--- BEGIN Dataset records ---

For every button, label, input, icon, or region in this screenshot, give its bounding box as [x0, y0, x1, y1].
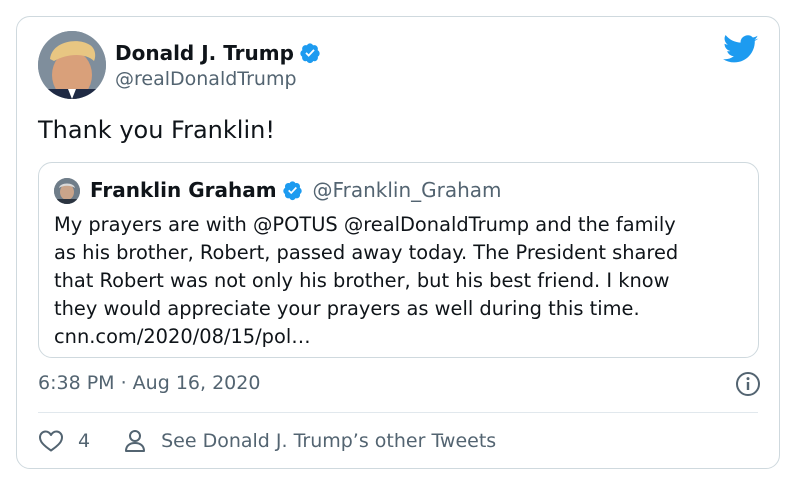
quoted-tweet-text: My prayers are with @POTUS @realDonaldTr… [54, 211, 754, 351]
twitter-bird-icon[interactable] [723, 35, 759, 65]
quoted-text-line: My prayers are with @POTUS @realDonaldTr… [54, 213, 676, 236]
author-name-row: Donald J. Trump [115, 41, 321, 65]
tweet-card: Donald J. Trump @realDonaldTrump Thank y… [16, 16, 780, 469]
person-icon[interactable] [124, 429, 146, 453]
quoted-text-line: they would appreciate your prayers as we… [54, 297, 640, 320]
quoted-text-line: that Robert was not only his brother, bu… [54, 269, 670, 292]
see-other-tweets-link[interactable]: See Donald J. Trump’s other Tweets [161, 430, 496, 452]
quoted-tweet[interactable]: Franklin Graham @Franklin_Graham My pray… [38, 162, 759, 358]
verified-badge-icon [300, 43, 320, 64]
author-handle[interactable]: @realDonaldTrump [115, 68, 297, 90]
info-icon[interactable] [735, 371, 761, 397]
quoted-author-name[interactable]: Franklin Graham [90, 178, 277, 202]
quoted-author-handle[interactable]: @Franklin_Graham [313, 178, 502, 202]
verified-badge-icon [282, 180, 302, 200]
quoted-link[interactable]: cnn.com/2020/08/15/pol… [54, 323, 754, 351]
quoted-text-line: as his brother, Robert, passed away toda… [54, 241, 679, 264]
author-name[interactable]: Donald J. Trump [115, 41, 294, 65]
divider [38, 412, 758, 413]
like-count[interactable]: 4 [78, 430, 90, 452]
tweet-timestamp[interactable]: 6:38 PM · Aug 16, 2020 [38, 372, 260, 394]
heart-icon[interactable] [38, 429, 64, 453]
author-avatar[interactable] [38, 31, 106, 99]
quoted-author-avatar[interactable] [54, 178, 80, 204]
tweet-actions: 4 See Donald J. Trump’s other Tweets [38, 428, 496, 454]
tweet-text: Thank you Franklin! [38, 116, 275, 144]
quoted-name-row: Franklin Graham @Franklin_Graham [90, 178, 502, 202]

--- END Dataset records ---

Goal:
Rewrite all of the lines above as a numbered list, leaving out any blank lines and any pictures.

Worked solution:
1. For every button, label, input, icon, or region in this screenshot, give its bounding box as [x0, y0, x1, y1].
2. quoted-tweet-text: My prayers are with @POTUS @realDonaldTr… [54, 211, 754, 351]
3. twitter-bird-icon[interactable] [723, 35, 759, 65]
4. quoted-text-line: My prayers are with @POTUS @realDonaldTr… [54, 213, 676, 236]
5. author-name-row: Donald J. Trump [115, 41, 321, 65]
6. tweet-card: Donald J. Trump @realDonaldTrump Thank y… [16, 16, 780, 469]
7. person-icon[interactable] [124, 429, 146, 453]
8. quoted-text-line: they would appreciate your prayers as we… [54, 297, 640, 320]
9. quoted-text-line: that Robert was not only his brother, bu… [54, 269, 670, 292]
10. see-other-tweets-link[interactable]: See Donald J. Trump’s other Tweets [161, 430, 496, 452]
11. quoted-tweet[interactable]: Franklin Graham @Franklin_Graham My pray… [38, 162, 759, 358]
12. verified-badge-icon [300, 43, 320, 64]
13. author-handle[interactable]: @realDonaldTrump [115, 68, 297, 90]
14. info-icon[interactable] [735, 371, 761, 397]
15. quoted-author-name[interactable]: Franklin Graham [90, 178, 277, 202]
16. quoted-author-handle[interactable]: @Franklin_Graham [313, 178, 502, 202]
17. verified-badge-icon [282, 180, 302, 200]
18. quoted-link[interactable]: cnn.com/2020/08/15/pol… [54, 323, 754, 351]
19. quoted-text-line: as his brother, Robert, passed away toda… [54, 241, 679, 264]
20. author-name[interactable]: Donald J. Trump [115, 41, 294, 65]
21. divider [38, 412, 758, 413]
22. like-count[interactable]: 4 [78, 430, 90, 452]
23. tweet-timestamp[interactable]: 6:38 PM · Aug 16, 2020 [38, 372, 260, 394]
24. heart-icon[interactable] [38, 429, 64, 453]
25. author-avatar[interactable] [38, 31, 106, 99]
26. quoted-author-avatar[interactable] [54, 178, 80, 204]
27. tweet-actions: 4 See Donald J. Trump’s other Tweets [38, 428, 496, 454]
28. tweet-text: Thank you Franklin! [38, 116, 275, 144]
29. quoted-name-row: Franklin Graham @Franklin_Graham [90, 178, 502, 202]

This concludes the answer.